What to produce » Your answer should be a single number: the count of lines holding the word "color".

Task inputs »

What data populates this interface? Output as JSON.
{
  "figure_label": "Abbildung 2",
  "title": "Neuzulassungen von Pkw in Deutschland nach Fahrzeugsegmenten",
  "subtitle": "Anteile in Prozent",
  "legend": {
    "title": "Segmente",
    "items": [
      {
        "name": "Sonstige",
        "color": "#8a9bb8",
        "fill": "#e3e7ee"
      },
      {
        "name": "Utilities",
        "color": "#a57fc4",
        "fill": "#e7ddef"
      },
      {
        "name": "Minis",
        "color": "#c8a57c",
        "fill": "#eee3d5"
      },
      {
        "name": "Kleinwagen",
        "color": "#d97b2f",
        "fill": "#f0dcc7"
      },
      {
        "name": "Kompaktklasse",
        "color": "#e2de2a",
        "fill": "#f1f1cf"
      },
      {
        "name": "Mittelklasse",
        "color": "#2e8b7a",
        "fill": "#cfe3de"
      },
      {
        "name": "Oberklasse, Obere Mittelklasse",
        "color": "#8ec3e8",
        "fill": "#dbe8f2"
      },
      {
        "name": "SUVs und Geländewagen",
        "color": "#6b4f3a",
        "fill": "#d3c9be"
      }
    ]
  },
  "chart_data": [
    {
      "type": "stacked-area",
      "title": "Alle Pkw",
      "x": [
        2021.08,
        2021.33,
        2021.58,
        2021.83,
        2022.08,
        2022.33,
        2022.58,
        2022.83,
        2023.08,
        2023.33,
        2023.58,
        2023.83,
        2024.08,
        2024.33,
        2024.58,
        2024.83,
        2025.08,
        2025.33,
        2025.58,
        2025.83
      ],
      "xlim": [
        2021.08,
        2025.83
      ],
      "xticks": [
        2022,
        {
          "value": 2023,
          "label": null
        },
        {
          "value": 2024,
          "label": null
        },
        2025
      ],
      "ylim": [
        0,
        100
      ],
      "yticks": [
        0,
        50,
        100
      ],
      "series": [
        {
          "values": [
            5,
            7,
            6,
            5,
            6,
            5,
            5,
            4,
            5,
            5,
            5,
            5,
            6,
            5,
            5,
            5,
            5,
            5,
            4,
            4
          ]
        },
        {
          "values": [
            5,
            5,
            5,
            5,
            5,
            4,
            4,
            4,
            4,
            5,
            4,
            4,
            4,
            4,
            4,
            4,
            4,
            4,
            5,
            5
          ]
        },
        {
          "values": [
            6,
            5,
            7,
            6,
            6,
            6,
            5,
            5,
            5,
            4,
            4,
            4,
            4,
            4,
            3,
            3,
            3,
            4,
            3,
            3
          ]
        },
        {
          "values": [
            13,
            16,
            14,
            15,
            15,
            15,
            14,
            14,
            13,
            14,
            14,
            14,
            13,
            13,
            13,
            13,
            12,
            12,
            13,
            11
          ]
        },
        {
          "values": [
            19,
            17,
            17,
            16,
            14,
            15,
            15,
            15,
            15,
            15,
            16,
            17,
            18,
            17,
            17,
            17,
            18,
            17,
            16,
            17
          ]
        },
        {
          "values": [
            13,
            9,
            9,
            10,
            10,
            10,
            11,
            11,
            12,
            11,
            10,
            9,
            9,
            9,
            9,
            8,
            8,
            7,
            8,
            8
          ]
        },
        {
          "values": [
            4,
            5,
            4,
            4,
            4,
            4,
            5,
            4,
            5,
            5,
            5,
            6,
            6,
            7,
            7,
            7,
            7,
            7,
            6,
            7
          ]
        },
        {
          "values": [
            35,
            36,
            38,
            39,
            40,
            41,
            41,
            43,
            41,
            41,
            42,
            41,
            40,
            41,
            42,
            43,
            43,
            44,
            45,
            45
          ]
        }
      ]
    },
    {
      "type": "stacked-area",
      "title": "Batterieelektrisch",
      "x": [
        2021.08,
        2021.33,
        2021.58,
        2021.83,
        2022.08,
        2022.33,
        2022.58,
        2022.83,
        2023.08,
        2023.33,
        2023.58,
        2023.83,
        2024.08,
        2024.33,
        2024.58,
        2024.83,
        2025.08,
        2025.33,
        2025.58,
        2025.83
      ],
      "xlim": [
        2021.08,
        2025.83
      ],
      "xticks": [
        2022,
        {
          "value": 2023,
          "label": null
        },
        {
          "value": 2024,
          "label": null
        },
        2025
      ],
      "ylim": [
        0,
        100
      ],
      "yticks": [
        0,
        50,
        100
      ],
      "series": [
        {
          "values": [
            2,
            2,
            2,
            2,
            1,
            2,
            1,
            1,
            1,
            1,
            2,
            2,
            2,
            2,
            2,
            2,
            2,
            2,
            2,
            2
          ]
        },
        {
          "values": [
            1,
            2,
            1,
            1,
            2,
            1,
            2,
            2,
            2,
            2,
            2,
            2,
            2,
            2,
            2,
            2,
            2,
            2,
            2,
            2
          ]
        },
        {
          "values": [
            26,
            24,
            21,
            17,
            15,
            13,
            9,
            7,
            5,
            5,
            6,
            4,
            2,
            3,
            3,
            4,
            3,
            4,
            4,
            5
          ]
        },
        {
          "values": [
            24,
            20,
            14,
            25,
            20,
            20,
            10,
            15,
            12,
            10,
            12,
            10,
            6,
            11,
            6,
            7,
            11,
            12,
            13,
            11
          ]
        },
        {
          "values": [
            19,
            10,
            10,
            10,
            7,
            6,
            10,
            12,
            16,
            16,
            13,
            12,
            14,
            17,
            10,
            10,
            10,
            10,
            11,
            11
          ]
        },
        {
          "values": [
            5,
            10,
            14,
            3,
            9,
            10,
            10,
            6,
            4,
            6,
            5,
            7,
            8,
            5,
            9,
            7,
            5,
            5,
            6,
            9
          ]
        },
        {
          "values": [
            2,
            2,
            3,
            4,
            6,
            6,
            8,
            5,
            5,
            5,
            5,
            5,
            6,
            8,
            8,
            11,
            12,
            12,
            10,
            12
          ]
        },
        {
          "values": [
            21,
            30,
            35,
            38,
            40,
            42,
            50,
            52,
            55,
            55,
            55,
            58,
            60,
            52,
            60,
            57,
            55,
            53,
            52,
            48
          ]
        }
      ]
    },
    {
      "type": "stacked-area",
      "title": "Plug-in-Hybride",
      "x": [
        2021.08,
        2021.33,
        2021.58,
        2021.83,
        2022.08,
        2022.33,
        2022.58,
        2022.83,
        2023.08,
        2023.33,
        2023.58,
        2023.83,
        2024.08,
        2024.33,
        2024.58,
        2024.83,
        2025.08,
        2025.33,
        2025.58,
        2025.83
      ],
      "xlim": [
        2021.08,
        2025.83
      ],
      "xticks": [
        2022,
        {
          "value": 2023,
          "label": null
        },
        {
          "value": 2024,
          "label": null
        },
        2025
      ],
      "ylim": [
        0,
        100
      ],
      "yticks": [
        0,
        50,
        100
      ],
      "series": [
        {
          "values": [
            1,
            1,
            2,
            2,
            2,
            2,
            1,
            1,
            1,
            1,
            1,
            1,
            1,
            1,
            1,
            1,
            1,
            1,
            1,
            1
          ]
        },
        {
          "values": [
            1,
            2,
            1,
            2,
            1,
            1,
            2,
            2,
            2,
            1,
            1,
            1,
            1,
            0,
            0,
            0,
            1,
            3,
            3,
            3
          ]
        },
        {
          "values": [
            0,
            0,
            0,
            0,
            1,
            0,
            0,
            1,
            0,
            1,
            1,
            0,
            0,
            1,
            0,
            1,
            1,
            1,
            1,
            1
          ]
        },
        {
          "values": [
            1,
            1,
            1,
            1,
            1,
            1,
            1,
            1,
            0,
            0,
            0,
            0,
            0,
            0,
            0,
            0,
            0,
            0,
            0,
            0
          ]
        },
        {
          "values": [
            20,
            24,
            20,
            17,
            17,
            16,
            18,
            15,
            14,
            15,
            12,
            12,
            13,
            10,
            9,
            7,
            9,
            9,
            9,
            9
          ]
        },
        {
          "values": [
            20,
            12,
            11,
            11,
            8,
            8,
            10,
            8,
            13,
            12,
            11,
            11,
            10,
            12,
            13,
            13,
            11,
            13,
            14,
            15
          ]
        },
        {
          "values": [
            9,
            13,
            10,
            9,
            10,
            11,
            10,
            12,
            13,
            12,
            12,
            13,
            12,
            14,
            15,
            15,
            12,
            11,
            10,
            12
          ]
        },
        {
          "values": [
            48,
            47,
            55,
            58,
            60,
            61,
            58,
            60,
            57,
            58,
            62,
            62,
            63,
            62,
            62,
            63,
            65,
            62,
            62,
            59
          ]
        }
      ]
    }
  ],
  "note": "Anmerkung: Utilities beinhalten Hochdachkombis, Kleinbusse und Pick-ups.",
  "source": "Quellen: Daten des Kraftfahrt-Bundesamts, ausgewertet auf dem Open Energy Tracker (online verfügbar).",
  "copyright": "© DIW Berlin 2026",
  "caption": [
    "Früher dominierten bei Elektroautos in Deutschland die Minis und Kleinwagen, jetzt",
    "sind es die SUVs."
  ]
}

The output » 8